Document passage -
────

Same trigger point, but different operation.  At fs_enet_open time,
instead of registering the phy_device, the phy layer could sanity
check the already registered phy_device, and refuse to connect to it
if the phy isn't responding.  If it is responding, then it could
re-attempt binding a phy_driver to it (although I just realized that
this has other problems, such as correct module loading.  See below)

> I made a first patch to enhance the phy_device structure and rescan the mdio bus
> at time of fs_enet_open (because I didn't see a better trigger point). The
> advantage is that we got the mii_bus pointer and the phy addr stored in the
> already created phy device structure and is therefore easy to use. See the patch
> below for this modifications. Whats currently missing in the patch is to set the
> phy_id if the phy was scanned later after phy_device creation. For the mgcoge
> board it seems to solve our problem, but maybe I miss something important.
> 
> Best regards
> Holger Brunck
> 
> diff --git a/drivers/net/fs_enet/fs_enet-main.c b/drivers/net/fs_enet/fs_enet-main.c
> index ec2f503..6bc117f 100644
> --- a/drivers/net/fs_enet/fs_enet-main.c
> +++ b/drivers/net/fs_enet/fs_enet-main.c
> @@ -775,7 +774,8 @@ static int fs_enet_open(struct net_device *dev)

────

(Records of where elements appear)
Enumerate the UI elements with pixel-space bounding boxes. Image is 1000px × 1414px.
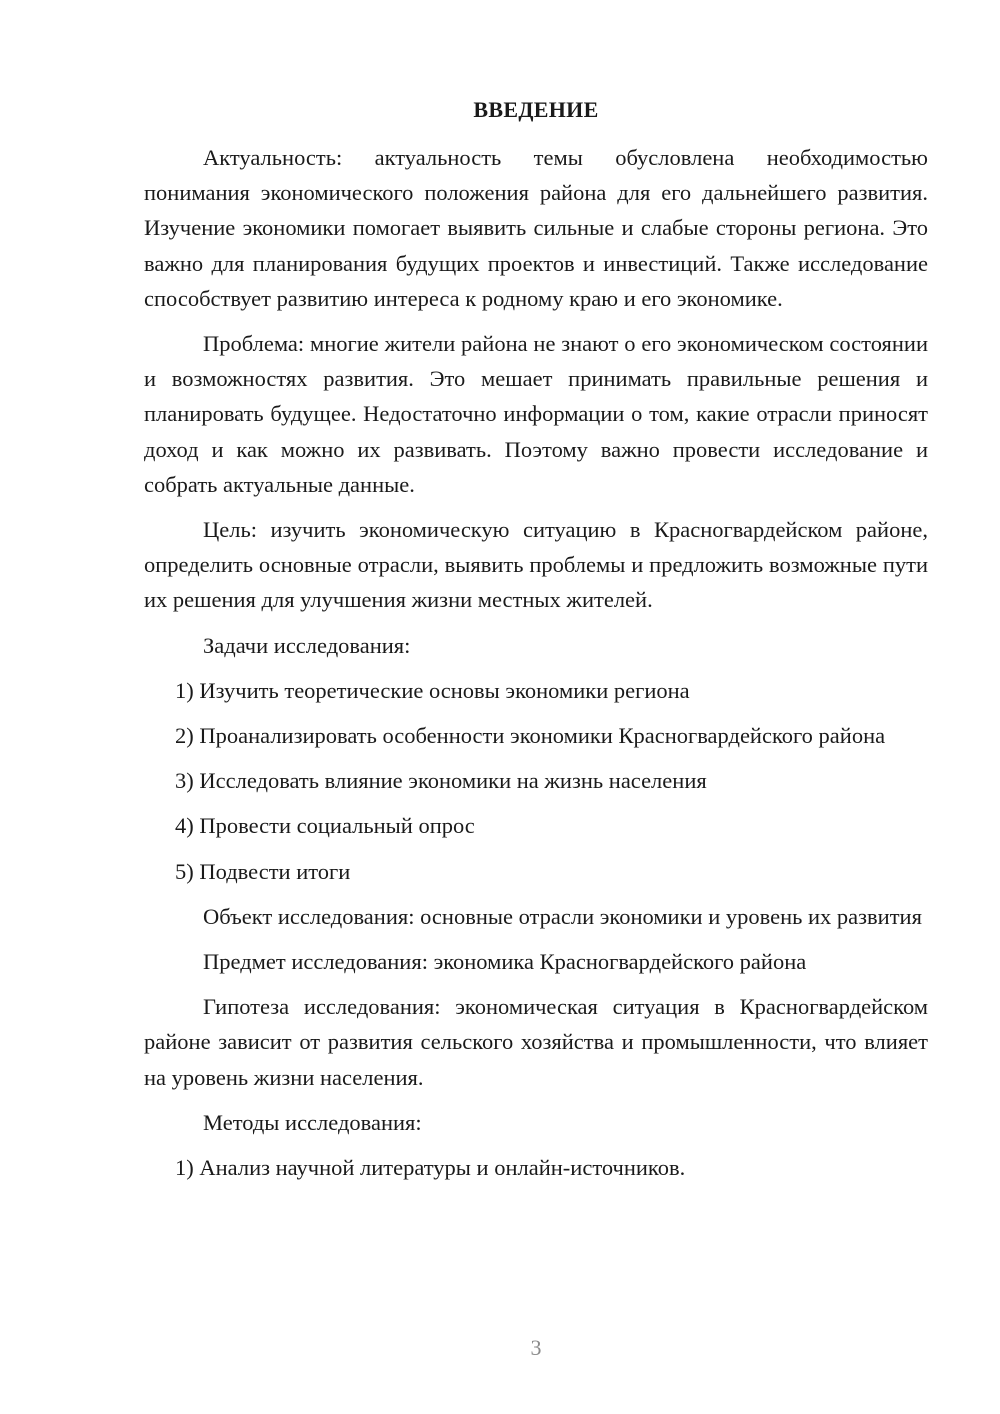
hypothesis-paragraph: Гипотеза исследования: экономическая ситуация в Красногвардейском районе зависит от развития сельского хозяйства и промышленности, что влияет на уровень жизни населения. xyxy=(144,994,928,1090)
section-title: ВВЕДЕНИЕ xyxy=(473,97,599,122)
goal-paragraph: Цель: изучить экономическую ситуацию в Красногвардейском районе, определить основные отрасли, выявить проблемы и предложить возможные пути их решения для улучшения жизни местных жителей. xyxy=(144,517,928,613)
object-paragraph: Объект исследования: основные отрасли экономики и уровень их развития xyxy=(203,903,922,929)
subject-paragraph: Предмет исследования: экономика Красногвардейского района xyxy=(203,949,807,975)
page-number: 3 xyxy=(530,1335,542,1360)
task-item: 2) Проанализировать особенности экономики Красногвардейского района xyxy=(175,723,886,749)
methods-heading: Методы исследования: xyxy=(203,1109,422,1135)
task-item: 1) Изучить теоретические основы экономики региона xyxy=(175,677,690,703)
task-item: 5) Подвести итоги xyxy=(175,858,351,884)
task-item: 3) Исследовать влияние экономики на жизнь населения xyxy=(175,768,707,794)
task-item: 4) Провести социальный опрос xyxy=(175,813,475,839)
problem-paragraph: Проблема: многие жители района не знают о его экономическом состоянии и возможностях развития. Это мешает принимать правильные решения и планировать будущее. Недостаточно информации о том, какие отрасли приносят доход и как можно их развивать. Поэтому важно провести исследование и собрать актуальные данные. xyxy=(144,331,928,497)
page-content xyxy=(144,96,928,1195)
relevance-paragraph: Актуальность: актуальность темы обусловлена необходимостью понимания экономического положения района для его дальнейшего развития. Изучение экономики помогает выявить сильные и слабые стороны региона. Это важно для планирования будущих проектов и инвестиций. Также исследование способствует развитию интереса к родному краю и его экономике. xyxy=(144,145,928,311)
tasks-heading: Задачи исследования: xyxy=(203,632,411,658)
method-item: 1) Анализ научной литературы и онлайн-источников. xyxy=(175,1155,686,1181)
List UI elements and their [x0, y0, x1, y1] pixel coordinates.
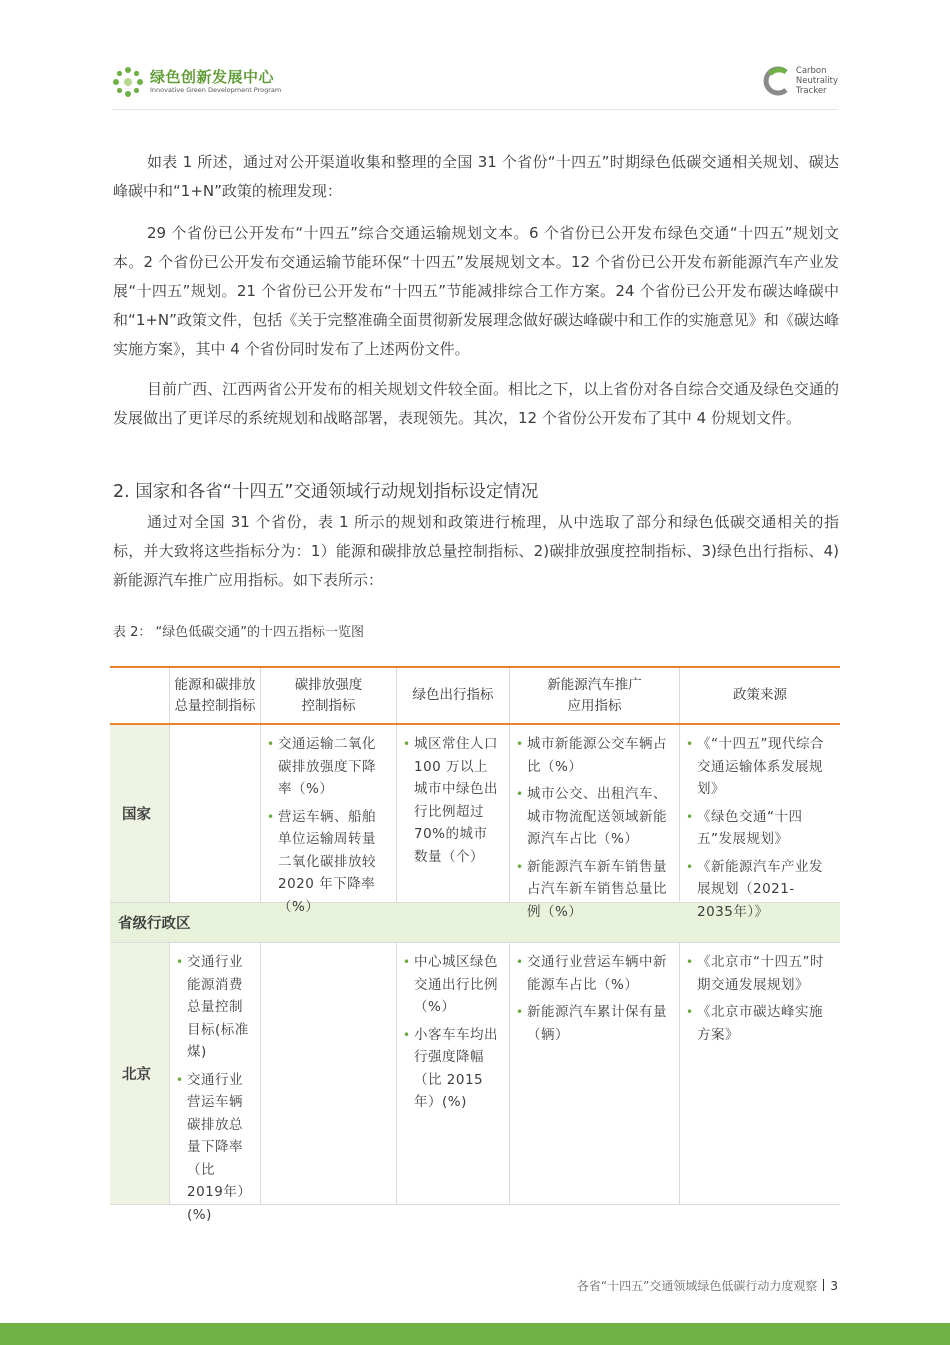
indicator-table: [110, 666, 840, 1223]
header-cell-green-travel: 绿色出行指标: [397, 668, 510, 723]
indicator-item: • 中心城区绿色交通出行比例（%）: [403, 951, 499, 1019]
indicator-list: [261, 943, 396, 951]
footer-divider: [823, 1279, 824, 1291]
row-label-beijing: 北京: [110, 943, 170, 1204]
paragraph-intro: 如表 1 所述，通过对公开渠道收集和整理的全国 31 个省份“十四五”时期绿色低碳交通相关规划、碳达峰碳中和“1+N”政策的梳理发现：: [113, 153, 839, 200]
header-cell-energy: 能源和碳排放 总量控制指标: [170, 668, 261, 723]
indicator-item: • 新能源汽车累计保有量（辆）: [516, 1001, 669, 1046]
indicator-item: • 《“十四五”现代综合交通运输体系发展规划》: [686, 733, 830, 801]
beijing-policy-cell: [680, 943, 840, 1204]
province-band-label: 省级行政区: [118, 916, 191, 932]
indicator-list: [510, 943, 679, 1046]
indicator-list: [397, 725, 509, 868]
indicator-item: • 《北京市“十四五”时期交通发展规划》: [686, 951, 830, 996]
page-footer: [577, 1277, 838, 1294]
page-header: [112, 60, 838, 110]
footer-green-bar: [0, 1323, 950, 1345]
indicator-item: • 交通行业能源消费总量控制目标(标准煤): [176, 951, 250, 1064]
page-number: 3: [830, 1279, 838, 1293]
indicator-list: [170, 725, 260, 733]
indicator-item: • 交通行业营运车辆中新能源车占比（%）: [516, 951, 669, 996]
header-cell-intensity: 碳排放强度 控制指标: [261, 668, 397, 723]
igdp-logo: [112, 66, 281, 98]
indicator-list: [397, 943, 509, 1114]
national-intensity-cell: [261, 725, 397, 915]
org-name-en: Innovative Green Development Program: [150, 86, 282, 94]
national-green-travel-cell: [397, 725, 510, 902]
indicator-item: • 城区常住人口 100 万以上城市中绿色出行比例超过 70%的城市数量（个）: [403, 733, 499, 868]
cnt-line-1: Carbon: [795, 66, 827, 76]
indicator-list: [510, 725, 679, 923]
igdp-logo-icon: [112, 66, 144, 98]
cnt-line-3: Tracker: [795, 86, 827, 96]
national-energy-cell: [170, 725, 261, 902]
row-label-national: 国家: [110, 725, 170, 902]
indicator-item: • 《北京市碳达峰实施方案》: [686, 1001, 830, 1046]
paragraph-findings: 29 个省份已公开发布“十四五”综合交通运输规划文本。6 个省份已公开发布绿色交通“十四五”规划文本。2 个省份已公开发布交通运输节能环保“十四五”发展规划文本。12 个省份已公开发布新能源汽车产业发展“十四五”规划。21 个省份已公开发布“十四五”节能减排综合工作方案。24 个省份已公开发布碳达峰碳中和“1+N”政策文件，包括《关于完整准确全面贯彻新发展理念做好碳达峰碳中和工作的实施意见》和《碳达峰实施方案》，其中 4 个省份同时发布了上述两份文件。: [113, 224, 839, 358]
indicator-item: • 交通行业营运车辆碳排放总量下降率（比2019年）(%): [176, 1069, 250, 1227]
indicator-list: [261, 725, 396, 918]
indicator-item: • 小客车车均出行强度降幅（比 2015年）(%): [403, 1024, 499, 1114]
national-policy-cell: [680, 725, 840, 920]
cnt-line-2: Neutrality: [795, 76, 838, 86]
cnt-logo-icon: [762, 64, 792, 98]
header-cell-empty: [110, 668, 170, 723]
cnt-logo: [762, 64, 838, 98]
indicator-item: • 交通运输二氧化碳排放强度下降率（%）: [267, 733, 386, 801]
indicator-item: • 城市公交、出租汽车、城市物流配送领域新能源汽车占比（%）: [516, 783, 669, 851]
national-nev-cell: [510, 725, 680, 920]
beijing-intensity-cell: [261, 943, 397, 1204]
paragraph-leading: 目前广西、江西两省公开发布的相关规划文件较全面。相比之下，以上省份对各自综合交通及绿色交通的发展做出了更详尽的系统规划和战略部署，表现领先。其次，12 个省份公开发布了其中 4 份规划文件。: [113, 380, 839, 427]
footer-title: 各省“十四五”交通领域绿色低碳行动力度观察: [576, 1279, 818, 1293]
beijing-nev-cell: [510, 943, 680, 1204]
beijing-energy-cell: [170, 943, 261, 1223]
indicator-item: • 城市新能源公交车辆占比（%）: [516, 733, 669, 778]
indicator-item: • 营运车辆、船舶单位运输周转量二氧化碳排放较 2020 年下降率（%）: [267, 806, 386, 919]
table-header-row: [110, 668, 840, 725]
header-cell-policy: 政策来源: [733, 687, 787, 703]
indicator-list: [170, 943, 260, 1226]
header-cell-nev: 新能源汽车推广 应用指标: [510, 668, 680, 723]
paragraph-indicators: 通过对全国 31 个省份，表 1 所示的规划和政策进行梳理，从中选取了部分和绿色低碳交通相关的指标，并大致将这些指标分为：1）能源和碳排放总量控制指标、2)碳排放强度控制指标、3)绿色出行指标、4)新能源汽车推广应用指标。如下表所示：: [113, 513, 839, 589]
indicator-item: • 新能源汽车新车销售量占汽车新车销售总量比例（%）: [516, 856, 669, 924]
org-name-cn: 绿色创新发展中心: [150, 68, 275, 86]
indicator-list: [680, 943, 840, 1046]
table-row-beijing: [110, 943, 840, 1223]
table-caption: 表 2： “绿色低碳交通”的十四五指标一览图: [113, 625, 365, 640]
beijing-green-travel-cell: [397, 943, 510, 1204]
section-title: 2. 国家和各省“十四五”交通领域行动规划指标设定情况: [113, 482, 539, 502]
indicator-list: [680, 725, 840, 923]
indicator-item: • 《绿色交通“十四五”发展规划》: [686, 806, 830, 851]
table-row-national: [110, 725, 840, 920]
indicator-item: • 《新能源汽车产业发展规划（2021-2035年）》: [686, 856, 830, 924]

────

Work instructions - Extract the complete passage on PHY handling at fs_enet_open time, reproducing every line verbatim.

Answer to this exercise -
Same trigger point, but different operation.  At fs_enet_open time,
instead of registering the phy_device, the phy layer could sanity
check the already registered phy_device, and refuse to connect to it
if the phy isn't responding.  If it is responding, then it could
re-attempt binding a phy_driver to it (although I just realized that
this has other problems, such as correct module loading.  See below)

> I made a first patch to enhance the phy_device structure and rescan the mdio bus
> at time of fs_enet_open (because I didn't see a better trigger point). The
> advantage is that we got the mii_bus pointer and the phy addr stored in the
> already created phy device structure and is therefore easy to use. See the patch
> below for this modifications. Whats currently missing in the patch is to set the
> phy_id if the phy was scanned later after phy_device creation. For the mgcoge
> board it seems to solve our problem, but maybe I miss something important.
> 
> Best regards
> Holger Brunck
> 
> diff --git a/drivers/net/fs_enet/fs_enet-main.c b/drivers/net/fs_enet/fs_enet-main.c
> index ec2f503..6bc117f 100644
> --- a/drivers/net/fs_enet/fs_enet-main.c
> +++ b/drivers/net/fs_enet/fs_enet-main.c
> @@ -775,7 +774,8 @@ static int fs_enet_open(struct net_device *dev)